Collect each line containing "semi".
--- START OF Materials provided ---
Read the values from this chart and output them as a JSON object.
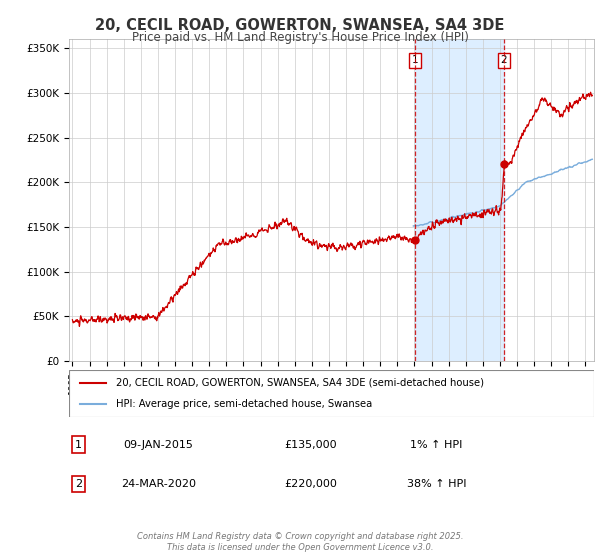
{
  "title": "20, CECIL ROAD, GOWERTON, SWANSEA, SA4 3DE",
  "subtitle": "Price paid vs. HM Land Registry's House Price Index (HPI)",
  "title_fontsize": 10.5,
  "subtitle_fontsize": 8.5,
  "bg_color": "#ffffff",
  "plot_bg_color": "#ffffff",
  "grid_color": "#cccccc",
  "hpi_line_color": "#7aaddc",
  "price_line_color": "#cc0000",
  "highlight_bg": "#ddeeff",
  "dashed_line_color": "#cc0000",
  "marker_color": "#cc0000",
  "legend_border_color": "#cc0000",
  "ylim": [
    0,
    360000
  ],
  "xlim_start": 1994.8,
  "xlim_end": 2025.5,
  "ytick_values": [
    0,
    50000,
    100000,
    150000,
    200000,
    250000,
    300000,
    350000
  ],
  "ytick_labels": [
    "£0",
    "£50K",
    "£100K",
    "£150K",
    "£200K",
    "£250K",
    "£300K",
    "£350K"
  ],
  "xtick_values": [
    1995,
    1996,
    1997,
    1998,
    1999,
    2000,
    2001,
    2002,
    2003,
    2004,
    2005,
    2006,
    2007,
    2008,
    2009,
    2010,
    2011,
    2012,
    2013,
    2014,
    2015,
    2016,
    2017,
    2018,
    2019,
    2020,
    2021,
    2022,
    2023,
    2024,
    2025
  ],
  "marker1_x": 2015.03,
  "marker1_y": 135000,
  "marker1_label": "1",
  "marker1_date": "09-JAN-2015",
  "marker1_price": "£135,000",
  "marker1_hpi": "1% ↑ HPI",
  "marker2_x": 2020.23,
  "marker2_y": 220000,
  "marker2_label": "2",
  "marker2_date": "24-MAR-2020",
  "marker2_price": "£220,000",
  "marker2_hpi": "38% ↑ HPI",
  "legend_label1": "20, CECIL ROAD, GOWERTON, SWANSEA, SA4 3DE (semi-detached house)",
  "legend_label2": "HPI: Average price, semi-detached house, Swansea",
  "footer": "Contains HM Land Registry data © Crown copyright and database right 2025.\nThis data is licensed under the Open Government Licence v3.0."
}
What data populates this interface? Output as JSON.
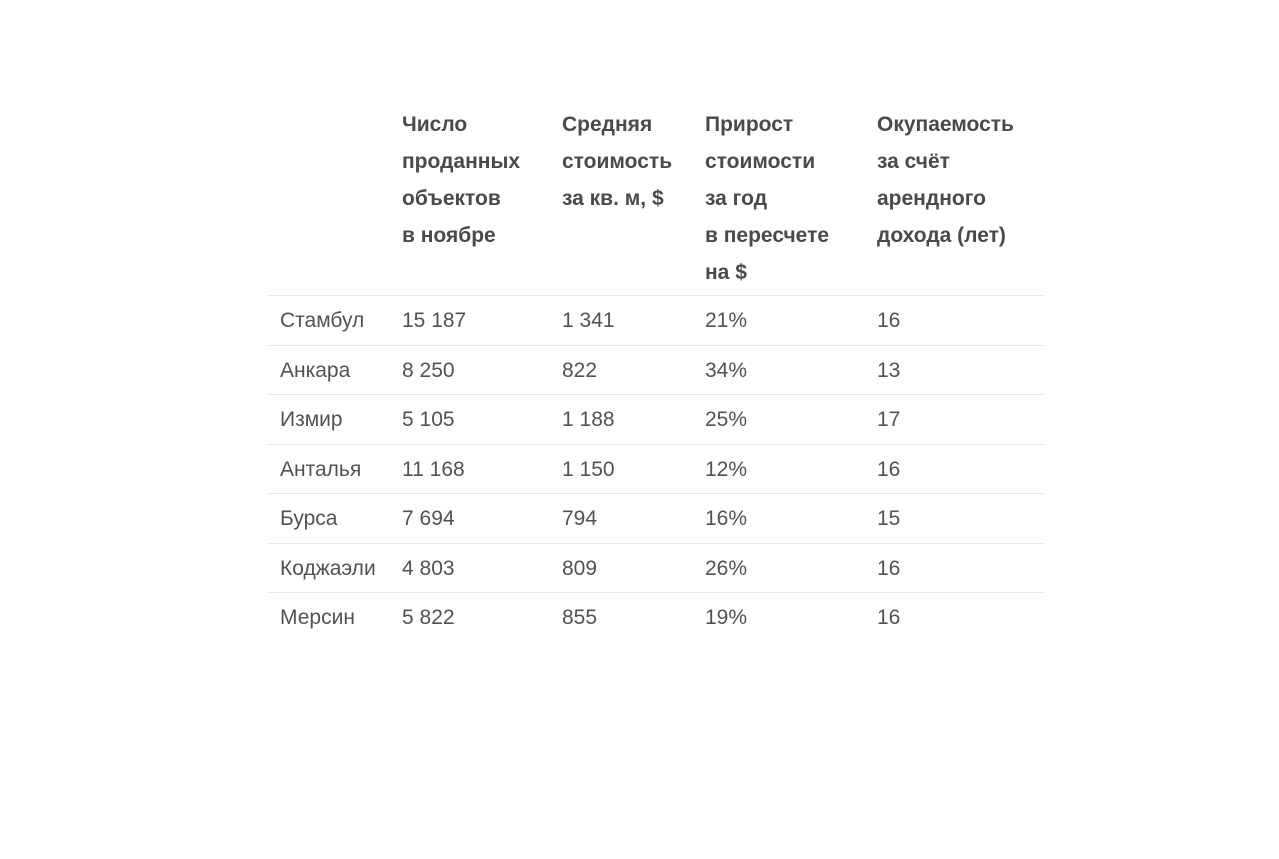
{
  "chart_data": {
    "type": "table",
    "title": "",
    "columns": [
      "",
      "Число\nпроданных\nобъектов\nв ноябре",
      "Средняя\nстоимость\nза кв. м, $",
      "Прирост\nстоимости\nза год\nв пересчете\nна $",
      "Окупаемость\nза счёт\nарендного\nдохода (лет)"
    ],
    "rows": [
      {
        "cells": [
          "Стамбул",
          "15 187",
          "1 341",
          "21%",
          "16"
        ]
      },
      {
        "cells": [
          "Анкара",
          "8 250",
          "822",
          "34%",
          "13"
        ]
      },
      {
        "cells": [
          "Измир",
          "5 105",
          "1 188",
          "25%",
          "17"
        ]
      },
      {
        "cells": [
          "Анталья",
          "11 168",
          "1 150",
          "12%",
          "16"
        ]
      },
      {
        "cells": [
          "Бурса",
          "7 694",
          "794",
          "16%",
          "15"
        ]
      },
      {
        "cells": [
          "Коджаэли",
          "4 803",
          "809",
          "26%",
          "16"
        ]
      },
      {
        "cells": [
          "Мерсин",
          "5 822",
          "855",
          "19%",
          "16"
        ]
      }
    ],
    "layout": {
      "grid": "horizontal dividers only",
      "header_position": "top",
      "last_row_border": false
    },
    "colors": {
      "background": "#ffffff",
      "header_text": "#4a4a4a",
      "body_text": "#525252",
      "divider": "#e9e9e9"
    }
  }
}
--- END OF Materials provided ---
--- START OF Materials provided ---
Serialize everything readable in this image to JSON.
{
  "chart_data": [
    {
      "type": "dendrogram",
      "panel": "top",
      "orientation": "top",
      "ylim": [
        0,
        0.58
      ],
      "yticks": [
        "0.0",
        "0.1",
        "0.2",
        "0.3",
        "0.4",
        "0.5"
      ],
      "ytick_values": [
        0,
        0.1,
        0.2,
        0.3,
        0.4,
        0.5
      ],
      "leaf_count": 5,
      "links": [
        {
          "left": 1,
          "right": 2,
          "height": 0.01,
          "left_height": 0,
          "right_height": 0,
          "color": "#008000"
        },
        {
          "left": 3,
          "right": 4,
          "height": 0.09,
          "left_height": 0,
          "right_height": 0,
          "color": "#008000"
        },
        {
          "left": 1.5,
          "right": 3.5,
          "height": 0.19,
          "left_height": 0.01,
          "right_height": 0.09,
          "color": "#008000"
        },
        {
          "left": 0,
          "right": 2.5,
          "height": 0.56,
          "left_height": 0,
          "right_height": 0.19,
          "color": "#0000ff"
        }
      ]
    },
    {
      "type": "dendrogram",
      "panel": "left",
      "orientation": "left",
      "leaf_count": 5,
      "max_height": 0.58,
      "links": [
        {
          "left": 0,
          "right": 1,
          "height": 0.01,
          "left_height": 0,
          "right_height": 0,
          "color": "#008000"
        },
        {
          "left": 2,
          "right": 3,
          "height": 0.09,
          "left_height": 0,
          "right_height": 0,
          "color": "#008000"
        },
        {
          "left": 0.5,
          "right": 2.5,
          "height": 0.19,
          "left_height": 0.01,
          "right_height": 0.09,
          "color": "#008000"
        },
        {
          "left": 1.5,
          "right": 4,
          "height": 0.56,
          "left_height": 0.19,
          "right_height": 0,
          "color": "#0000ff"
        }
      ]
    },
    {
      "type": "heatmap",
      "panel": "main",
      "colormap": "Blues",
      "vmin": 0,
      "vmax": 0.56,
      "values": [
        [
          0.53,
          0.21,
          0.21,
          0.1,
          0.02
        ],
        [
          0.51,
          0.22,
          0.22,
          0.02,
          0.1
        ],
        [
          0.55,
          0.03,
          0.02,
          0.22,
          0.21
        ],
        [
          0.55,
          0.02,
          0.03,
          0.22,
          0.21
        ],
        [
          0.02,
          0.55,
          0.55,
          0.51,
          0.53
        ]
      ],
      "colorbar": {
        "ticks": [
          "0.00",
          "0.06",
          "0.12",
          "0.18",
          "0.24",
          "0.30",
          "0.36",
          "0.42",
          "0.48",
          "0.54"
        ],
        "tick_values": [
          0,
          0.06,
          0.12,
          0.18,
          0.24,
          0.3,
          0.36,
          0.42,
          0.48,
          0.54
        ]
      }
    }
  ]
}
--- END OF Materials provided ---
=== Result for this exercise ===
  "legend_label1": "20, CECIL ROAD, GOWERTON, SWANSEA, SA4 3DE (semi-detached house)",
  "legend_label2": "HPI: Average price, semi-detached house, Swansea",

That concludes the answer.